[Task goal] Write out each line that follows exactly as it stands, without the pictures.
— Start Data provided —
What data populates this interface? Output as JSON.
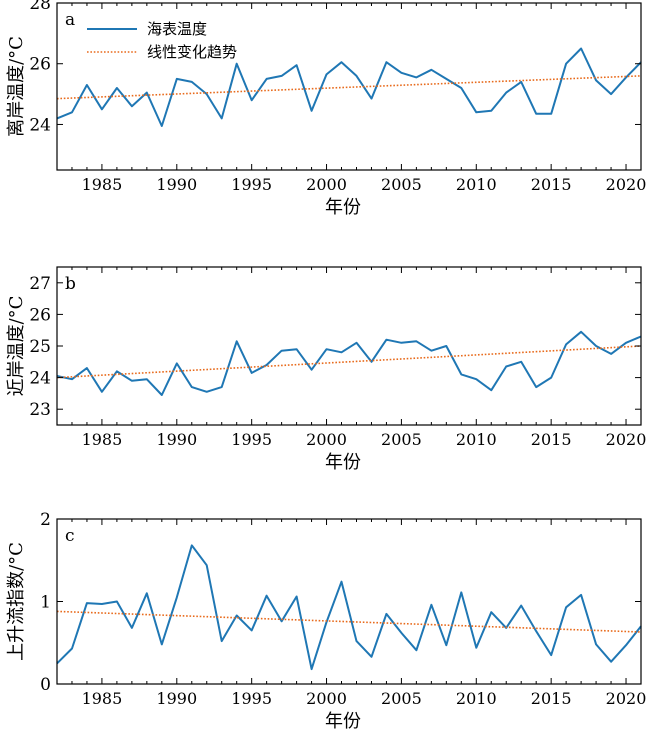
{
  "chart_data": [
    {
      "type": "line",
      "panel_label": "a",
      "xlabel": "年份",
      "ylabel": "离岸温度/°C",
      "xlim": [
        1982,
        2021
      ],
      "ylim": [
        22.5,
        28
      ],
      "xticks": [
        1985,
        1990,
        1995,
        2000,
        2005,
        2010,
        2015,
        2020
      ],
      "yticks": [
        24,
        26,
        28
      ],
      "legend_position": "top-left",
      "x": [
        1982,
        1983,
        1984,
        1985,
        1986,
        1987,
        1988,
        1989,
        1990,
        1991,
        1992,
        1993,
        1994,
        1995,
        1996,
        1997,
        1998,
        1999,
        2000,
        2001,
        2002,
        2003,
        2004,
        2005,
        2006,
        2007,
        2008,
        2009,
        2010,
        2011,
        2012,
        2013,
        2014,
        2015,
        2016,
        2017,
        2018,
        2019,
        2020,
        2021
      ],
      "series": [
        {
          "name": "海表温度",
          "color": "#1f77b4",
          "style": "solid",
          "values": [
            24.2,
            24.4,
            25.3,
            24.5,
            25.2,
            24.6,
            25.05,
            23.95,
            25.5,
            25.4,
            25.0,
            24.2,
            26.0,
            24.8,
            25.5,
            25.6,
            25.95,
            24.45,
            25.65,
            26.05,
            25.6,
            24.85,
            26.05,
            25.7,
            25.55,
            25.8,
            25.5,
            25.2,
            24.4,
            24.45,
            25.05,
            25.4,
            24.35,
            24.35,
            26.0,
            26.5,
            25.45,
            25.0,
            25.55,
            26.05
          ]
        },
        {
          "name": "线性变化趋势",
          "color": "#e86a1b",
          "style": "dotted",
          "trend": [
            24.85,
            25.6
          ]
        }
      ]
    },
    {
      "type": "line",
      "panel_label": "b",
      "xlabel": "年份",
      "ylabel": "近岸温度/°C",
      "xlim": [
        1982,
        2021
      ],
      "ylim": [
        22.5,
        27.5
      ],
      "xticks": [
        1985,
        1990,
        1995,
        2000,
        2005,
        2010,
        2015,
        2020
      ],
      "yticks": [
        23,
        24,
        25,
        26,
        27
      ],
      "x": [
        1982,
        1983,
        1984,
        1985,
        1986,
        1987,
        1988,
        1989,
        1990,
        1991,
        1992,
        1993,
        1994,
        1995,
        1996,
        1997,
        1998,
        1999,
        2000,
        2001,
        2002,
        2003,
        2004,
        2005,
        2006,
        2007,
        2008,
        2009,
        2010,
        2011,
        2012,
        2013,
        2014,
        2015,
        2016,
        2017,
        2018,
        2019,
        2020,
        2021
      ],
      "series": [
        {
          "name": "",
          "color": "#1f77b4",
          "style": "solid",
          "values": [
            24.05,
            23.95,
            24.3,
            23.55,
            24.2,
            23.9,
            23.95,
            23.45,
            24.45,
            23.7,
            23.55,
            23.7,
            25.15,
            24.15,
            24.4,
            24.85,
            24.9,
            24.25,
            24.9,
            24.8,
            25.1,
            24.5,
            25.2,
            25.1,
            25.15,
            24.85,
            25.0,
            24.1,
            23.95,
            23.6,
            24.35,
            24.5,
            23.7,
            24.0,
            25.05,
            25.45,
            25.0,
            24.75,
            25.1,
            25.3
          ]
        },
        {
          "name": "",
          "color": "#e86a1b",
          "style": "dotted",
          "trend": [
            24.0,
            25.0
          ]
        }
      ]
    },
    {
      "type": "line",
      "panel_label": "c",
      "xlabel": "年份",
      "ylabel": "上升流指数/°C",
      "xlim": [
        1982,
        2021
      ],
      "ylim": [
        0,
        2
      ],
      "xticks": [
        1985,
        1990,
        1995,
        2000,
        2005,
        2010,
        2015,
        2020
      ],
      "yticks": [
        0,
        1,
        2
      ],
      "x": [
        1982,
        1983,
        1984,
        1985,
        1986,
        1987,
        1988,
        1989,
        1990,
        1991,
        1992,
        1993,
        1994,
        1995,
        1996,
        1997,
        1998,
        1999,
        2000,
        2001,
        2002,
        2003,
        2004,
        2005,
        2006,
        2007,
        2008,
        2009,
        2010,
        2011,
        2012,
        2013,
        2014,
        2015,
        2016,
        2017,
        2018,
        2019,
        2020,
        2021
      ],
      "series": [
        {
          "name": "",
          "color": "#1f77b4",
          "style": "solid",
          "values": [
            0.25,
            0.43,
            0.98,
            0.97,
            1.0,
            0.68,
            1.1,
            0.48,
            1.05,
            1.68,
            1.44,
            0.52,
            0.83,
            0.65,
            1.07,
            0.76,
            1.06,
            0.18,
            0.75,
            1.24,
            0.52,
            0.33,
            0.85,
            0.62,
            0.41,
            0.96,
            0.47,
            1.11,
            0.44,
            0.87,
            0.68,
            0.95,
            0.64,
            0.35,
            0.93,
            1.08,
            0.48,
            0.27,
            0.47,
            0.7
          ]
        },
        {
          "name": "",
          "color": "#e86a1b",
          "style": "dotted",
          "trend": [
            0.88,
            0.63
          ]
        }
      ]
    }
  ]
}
— End Data provided —
[Written answer]
What data populates this interface? Output as JSON.
{
  "chart_data": [
    {
      "type": "line",
      "panel_label": "a",
      "xlabel": "年份",
      "ylabel": "离岸温度/°C",
      "xlim": [
        1982,
        2021
      ],
      "ylim": [
        22.5,
        28
      ],
      "xticks": [
        1985,
        1990,
        1995,
        2000,
        2005,
        2010,
        2015,
        2020
      ],
      "yticks": [
        24,
        26,
        28
      ],
      "legend_position": "top-left",
      "x": [
        1982,
        1983,
        1984,
        1985,
        1986,
        1987,
        1988,
        1989,
        1990,
        1991,
        1992,
        1993,
        1994,
        1995,
        1996,
        1997,
        1998,
        1999,
        2000,
        2001,
        2002,
        2003,
        2004,
        2005,
        2006,
        2007,
        2008,
        2009,
        2010,
        2011,
        2012,
        2013,
        2014,
        2015,
        2016,
        2017,
        2018,
        2019,
        2020,
        2021
      ],
      "series": [
        {
          "name": "海表温度",
          "color": "#1f77b4",
          "style": "solid",
          "values": [
            24.2,
            24.4,
            25.3,
            24.5,
            25.2,
            24.6,
            25.05,
            23.95,
            25.5,
            25.4,
            25.0,
            24.2,
            26.0,
            24.8,
            25.5,
            25.6,
            25.95,
            24.45,
            25.65,
            26.05,
            25.6,
            24.85,
            26.05,
            25.7,
            25.55,
            25.8,
            25.5,
            25.2,
            24.4,
            24.45,
            25.05,
            25.4,
            24.35,
            24.35,
            26.0,
            26.5,
            25.45,
            25.0,
            25.55,
            26.05
          ]
        },
        {
          "name": "线性变化趋势",
          "color": "#e86a1b",
          "style": "dotted",
          "trend": [
            24.85,
            25.6
          ]
        }
      ]
    },
    {
      "type": "line",
      "panel_label": "b",
      "xlabel": "年份",
      "ylabel": "近岸温度/°C",
      "xlim": [
        1982,
        2021
      ],
      "ylim": [
        22.5,
        27.5
      ],
      "xticks": [
        1985,
        1990,
        1995,
        2000,
        2005,
        2010,
        2015,
        2020
      ],
      "yticks": [
        23,
        24,
        25,
        26,
        27
      ],
      "x": [
        1982,
        1983,
        1984,
        1985,
        1986,
        1987,
        1988,
        1989,
        1990,
        1991,
        1992,
        1993,
        1994,
        1995,
        1996,
        1997,
        1998,
        1999,
        2000,
        2001,
        2002,
        2003,
        2004,
        2005,
        2006,
        2007,
        2008,
        2009,
        2010,
        2011,
        2012,
        2013,
        2014,
        2015,
        2016,
        2017,
        2018,
        2019,
        2020,
        2021
      ],
      "series": [
        {
          "name": "",
          "color": "#1f77b4",
          "style": "solid",
          "values": [
            24.05,
            23.95,
            24.3,
            23.55,
            24.2,
            23.9,
            23.95,
            23.45,
            24.45,
            23.7,
            23.55,
            23.7,
            25.15,
            24.15,
            24.4,
            24.85,
            24.9,
            24.25,
            24.9,
            24.8,
            25.1,
            24.5,
            25.2,
            25.1,
            25.15,
            24.85,
            25.0,
            24.1,
            23.95,
            23.6,
            24.35,
            24.5,
            23.7,
            24.0,
            25.05,
            25.45,
            25.0,
            24.75,
            25.1,
            25.3
          ]
        },
        {
          "name": "",
          "color": "#e86a1b",
          "style": "dotted",
          "trend": [
            24.0,
            25.0
          ]
        }
      ]
    },
    {
      "type": "line",
      "panel_label": "c",
      "xlabel": "年份",
      "ylabel": "上升流指数/°C",
      "xlim": [
        1982,
        2021
      ],
      "ylim": [
        0,
        2
      ],
      "xticks": [
        1985,
        1990,
        1995,
        2000,
        2005,
        2010,
        2015,
        2020
      ],
      "yticks": [
        0,
        1,
        2
      ],
      "x": [
        1982,
        1983,
        1984,
        1985,
        1986,
        1987,
        1988,
        1989,
        1990,
        1991,
        1992,
        1993,
        1994,
        1995,
        1996,
        1997,
        1998,
        1999,
        2000,
        2001,
        2002,
        2003,
        2004,
        2005,
        2006,
        2007,
        2008,
        2009,
        2010,
        2011,
        2012,
        2013,
        2014,
        2015,
        2016,
        2017,
        2018,
        2019,
        2020,
        2021
      ],
      "series": [
        {
          "name": "",
          "color": "#1f77b4",
          "style": "solid",
          "values": [
            0.25,
            0.43,
            0.98,
            0.97,
            1.0,
            0.68,
            1.1,
            0.48,
            1.05,
            1.68,
            1.44,
            0.52,
            0.83,
            0.65,
            1.07,
            0.76,
            1.06,
            0.18,
            0.75,
            1.24,
            0.52,
            0.33,
            0.85,
            0.62,
            0.41,
            0.96,
            0.47,
            1.11,
            0.44,
            0.87,
            0.68,
            0.95,
            0.64,
            0.35,
            0.93,
            1.08,
            0.48,
            0.27,
            0.47,
            0.7
          ]
        },
        {
          "name": "",
          "color": "#e86a1b",
          "style": "dotted",
          "trend": [
            0.88,
            0.63
          ]
        }
      ]
    }
  ]
}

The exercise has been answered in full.